┌──

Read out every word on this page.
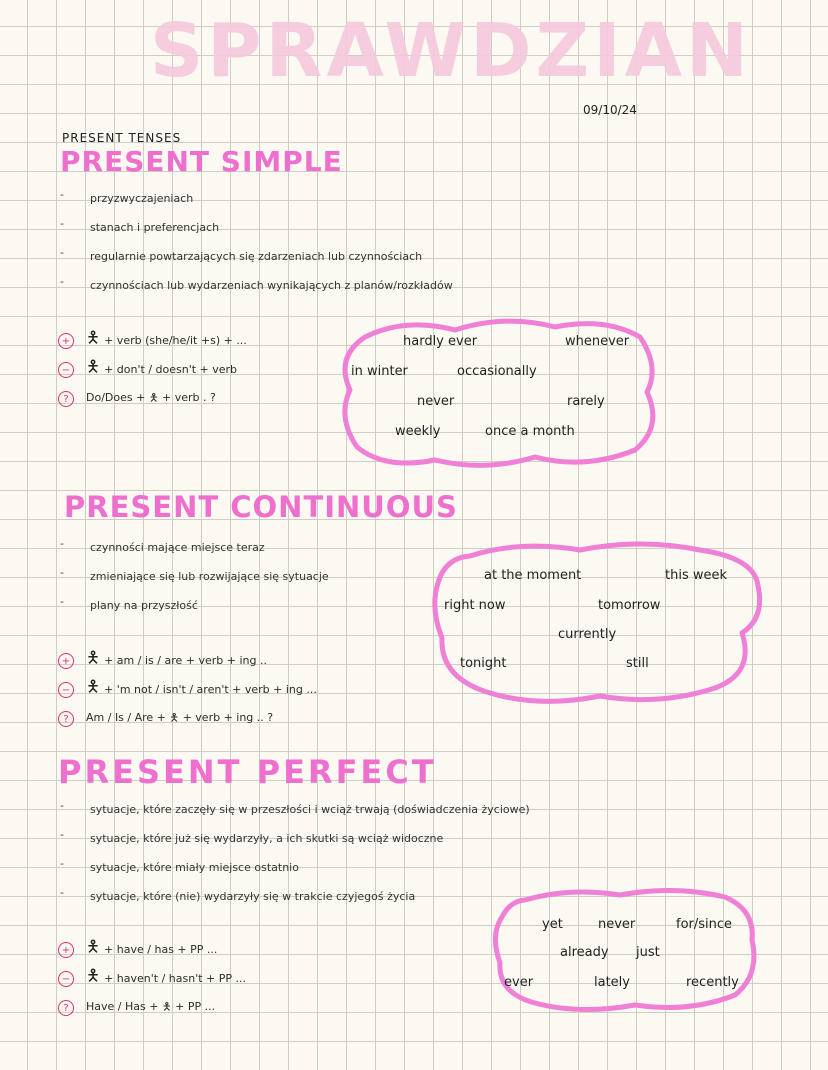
SPRAWDZIAN
09/10/24
PRESENT TENSES
PRESENT SIMPLE
- przyzwyczajeniach
- stanach i preferencjach
- regularnie powtarzających się zdarzeniach lub czynnościach
- czynnościach lub wydarzeniach wynikających z planów/rozkładów
+ 🯅 + verb (she/he/it +s) + ...
− 🯅 + don't / doesn't + verb
?	Do/Does + 🯅 + verb . ?
hardly ever	whenever
in winter	occasionally
never	rarely
weekly	once a month
PRESENT CONTINUOUS
- czynności mające miejsce teraz
- zmieniające się lub rozwijające się sytuacje
- plany na przyszłość
+ 🯅 + am / is / are + verb + ing ..
− 🯅 + 'm not / isn't / aren't + verb + ing ...
?	Am / Is / Are + 🯅 + verb + ing .. ?
at the moment	this week
right now	tomorrow
currently
tonight	still
PRESENT PERFECT
- sytuacje, które zaczęły się w przeszłości i wciąż trwają (doświadczenia życiowe)
- sytuacje, które już się wydarzyły, a ich skutki są wciąż widoczne
- sytuacje, które miały miejsce ostatnio
- sytuacje, które (nie) wydarzyły się w trakcie czyjegoś życia
+ 🯅 + have / has + PP ...
− 🯅 + haven't / hasn't + PP ...
?	Have / Has + 🯅 + PP ...
yet	never	for/since
already just
ever	lately	recently
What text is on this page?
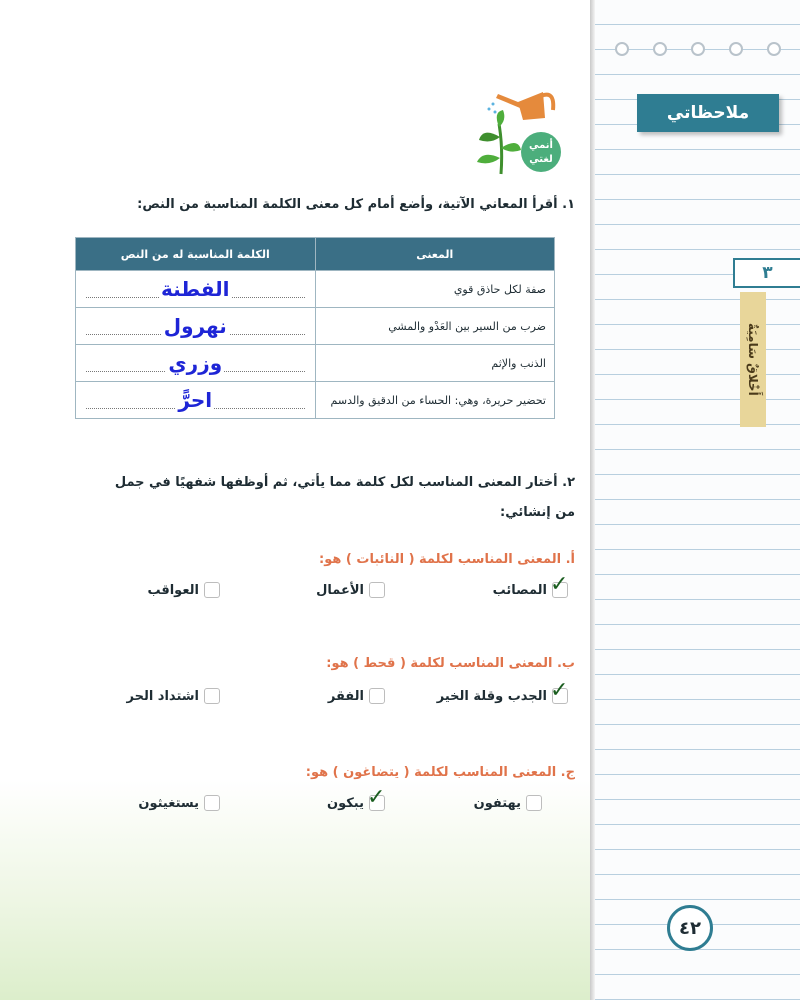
ملاحظاتي
٣
أَخْلاقٌ سَامِيَةٌ
٤٢
أنمي
لغتي
١. أقرأ المعاني الآتية، وأضع أمام كل معنى الكلمة المناسبة من النص:
المعنى	الكلمة المناسبة له من النص
صفة لكل حاذق قوي	الفطنة
ضرب من السير بين العَدْو والمشي	نهرول
الذنب والإثم	وزري
تحضير حريرة، وهي: الحساء من الدقيق والدسم	احرًّ
٢. أختار المعنى المناسب لكل كلمة مما يأتي، ثم أوظفها شفهيًا في جمل من إنشائي:
أ. المعنى المناسب لكلمة ( النائبات ) هو:
✓
المصائب
الأعمال
العواقب
ب. المعنى المناسب لكلمة ( قحط ) هو:
✓
الجدب وقلة الخير
الفقر
اشتداد الحر
ج. المعنى المناسب لكلمة ( يتضاغون ) هو:
يهتفون
✓
يبكون
يستغيثون
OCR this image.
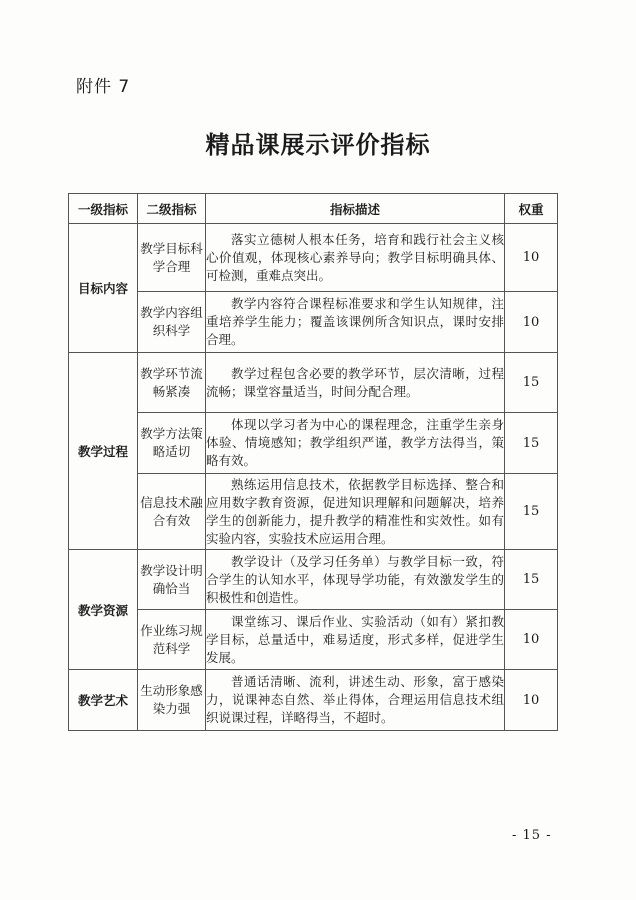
附件 7
精品课展示评价指标
一级指标	二级指标	指标描述	权重
目标内容	教学目标科学合理	落实立德树人根本任务，培育和践行社会主义核心价值观，体现核心素养导向；教学目标明确具体、可检测，重难点突出。	10
	教学内容组织科学	教学内容符合课程标准要求和学生认知规律，注重培养学生能力；覆盖该课例所含知识点，课时安排合理。	10
教学过程	教学环节流畅紧凑	教学过程包含必要的教学环节，层次清晰，过程流畅；课堂容量适当，时间分配合理。	15
	教学方法策略适切	体现以学习者为中心的课程理念，注重学生亲身体验、情境感知；教学组织严谨，教学方法得当，策略有效。	15
	信息技术融合有效	熟练运用信息技术，依据教学目标选择、整合和应用数字教育资源，促进知识理解和问题解决，培养学生的创新能力，提升教学的精准性和实效性。如有实验内容，实验技术应运用合理。	15
教学资源	教学设计明确恰当	教学设计（及学习任务单）与教学目标一致，符合学生的认知水平，体现导学功能，有效激发学生的积极性和创造性。	15
	作业练习规范科学	课堂练习、课后作业、实验活动（如有）紧扣教学目标，总量适中，难易适度，形式多样，促进学生发展。	10
教学艺术	生动形象感染力强	普通话清晰、流利，讲述生动、形象，富于感染力，说课神态自然、举止得体，合理运用信息技术组织说课过程，详略得当，不超时。	10
- 15 -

└──

Your objective: Make an exact copy of the listing above. Do not include the pictures.

Task output:
Read out every word on this page.
SPRAWDZIAN
09/10/24
PRESENT TENSES
PRESENT SIMPLE
- przyzwyczajeniach
- stanach i preferencjach
- regularnie powtarzających się zdarzeniach lub czynnościach
- czynnościach lub wydarzeniach wynikających z planów/rozkładów
+ 🯅 + verb (she/he/it +s) + ...
− 🯅 + don't / doesn't + verb
?	Do/Does + 🯅 + verb . ?
hardly ever	whenever
in winter	occasionally
never	rarely
weekly	once a month
PRESENT CONTINUOUS
- czynności mające miejsce teraz
- zmieniające się lub rozwijające się sytuacje
- plany na przyszłość
+ 🯅 + am / is / are + verb + ing ..
− 🯅 + 'm not / isn't / aren't + verb + ing ...
?	Am / Is / Are + 🯅 + verb + ing .. ?
at the moment	this week
right now	tomorrow
currently
tonight	still
PRESENT PERFECT
- sytuacje, które zaczęły się w przeszłości i wciąż trwają (doświadczenia życiowe)
- sytuacje, które już się wydarzyły, a ich skutki są wciąż widoczne
- sytuacje, które miały miejsce ostatnio
- sytuacje, które (nie) wydarzyły się w trakcie czyjegoś życia
+ 🯅 + have / has + PP ...
− 🯅 + haven't / hasn't + PP ...
?	Have / Has + 🯅 + PP ...
yet	never	for/since
already just
ever	lately	recently
What text is on this page?
ملاحظاتي
٣
أَخْلاقٌ سَامِيَةٌ
٤٢
أنمي
لغتي
١. أقرأ المعاني الآتية، وأضع أمام كل معنى الكلمة المناسبة من النص:
المعنى	الكلمة المناسبة له من النص
صفة لكل حاذق قوي	الفطنة
ضرب من السير بين العَدْو والمشي	نهرول
الذنب والإثم	وزري
تحضير حريرة، وهي: الحساء من الدقيق والدسم	احرًّ
٢. أختار المعنى المناسب لكل كلمة مما يأتي، ثم أوظفها شفهيًا في جمل من إنشائي:
أ. المعنى المناسب لكلمة ( النائبات ) هو:
✓
المصائب
الأعمال
العواقب
ب. المعنى المناسب لكلمة ( قحط ) هو:
✓
الجدب وقلة الخير
الفقر
اشتداد الحر
ج. المعنى المناسب لكلمة ( يتضاغون ) هو:
يهتفون
✓
يبكون
يستغيثون
OCR this image.
附件 7
精品课展示评价指标
一级指标	二级指标	指标描述	权重
目标内容	教学目标科学合理	落实立德树人根本任务，培育和践行社会主义核心价值观，体现核心素养导向；教学目标明确具体、可检测，重难点突出。	10
	教学内容组织科学	教学内容符合课程标准要求和学生认知规律，注重培养学生能力；覆盖该课例所含知识点，课时安排合理。	10
教学过程	教学环节流畅紧凑	教学过程包含必要的教学环节，层次清晰，过程流畅；课堂容量适当，时间分配合理。	15
	教学方法策略适切	体现以学习者为中心的课程理念，注重学生亲身体验、情境感知；教学组织严谨，教学方法得当，策略有效。	15
	信息技术融合有效	熟练运用信息技术，依据教学目标选择、整合和应用数字教育资源，促进知识理解和问题解决，培养学生的创新能力，提升教学的精准性和实效性。如有实验内容，实验技术应运用合理。	15
教学资源	教学设计明确恰当	教学设计（及学习任务单）与教学目标一致，符合学生的认知水平，体现导学功能，有效激发学生的积极性和创造性。	15
	作业练习规范科学	课堂练习、课后作业、实验活动（如有）紧扣教学目标，总量适中，难易适度，形式多样，促进学生发展。	10
教学艺术	生动形象感染力强	普通话清晰、流利，讲述生动、形象，富于感染力，说课神态自然、举止得体，合理运用信息技术组织说课过程，详略得当，不超时。	10
- 15 -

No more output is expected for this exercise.